(Data items)

----

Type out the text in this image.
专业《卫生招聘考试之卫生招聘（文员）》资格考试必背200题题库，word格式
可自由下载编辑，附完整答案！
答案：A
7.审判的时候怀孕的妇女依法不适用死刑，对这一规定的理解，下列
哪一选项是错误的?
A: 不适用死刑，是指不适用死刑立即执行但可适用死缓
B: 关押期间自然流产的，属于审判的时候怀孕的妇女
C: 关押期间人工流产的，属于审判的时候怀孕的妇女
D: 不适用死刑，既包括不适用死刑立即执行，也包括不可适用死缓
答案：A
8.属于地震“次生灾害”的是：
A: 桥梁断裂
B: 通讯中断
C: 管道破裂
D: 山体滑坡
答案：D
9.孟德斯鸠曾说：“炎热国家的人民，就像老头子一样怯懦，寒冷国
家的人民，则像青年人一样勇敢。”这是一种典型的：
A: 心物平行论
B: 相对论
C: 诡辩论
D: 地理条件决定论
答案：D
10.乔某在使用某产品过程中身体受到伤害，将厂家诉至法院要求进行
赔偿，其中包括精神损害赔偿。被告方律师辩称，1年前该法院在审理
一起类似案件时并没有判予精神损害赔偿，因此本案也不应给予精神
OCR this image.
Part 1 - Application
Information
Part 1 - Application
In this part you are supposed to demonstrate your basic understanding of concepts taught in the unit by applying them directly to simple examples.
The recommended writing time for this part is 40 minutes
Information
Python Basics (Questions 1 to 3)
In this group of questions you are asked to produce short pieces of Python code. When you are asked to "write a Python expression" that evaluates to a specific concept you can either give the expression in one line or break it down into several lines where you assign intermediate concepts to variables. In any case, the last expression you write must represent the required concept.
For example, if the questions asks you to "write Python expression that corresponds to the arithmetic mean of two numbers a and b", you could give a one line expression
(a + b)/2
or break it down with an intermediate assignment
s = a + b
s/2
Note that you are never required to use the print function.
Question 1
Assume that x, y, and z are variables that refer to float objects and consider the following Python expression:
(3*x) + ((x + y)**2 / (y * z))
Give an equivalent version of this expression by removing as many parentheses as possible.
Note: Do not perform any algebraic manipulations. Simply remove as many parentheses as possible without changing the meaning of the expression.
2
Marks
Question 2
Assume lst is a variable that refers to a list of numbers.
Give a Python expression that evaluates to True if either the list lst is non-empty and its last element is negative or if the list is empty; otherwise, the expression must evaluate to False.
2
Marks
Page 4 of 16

----

(Exercise aim): In how many lines does the word "Assume" appear? Respond with the number alone.

(Solved problem): 2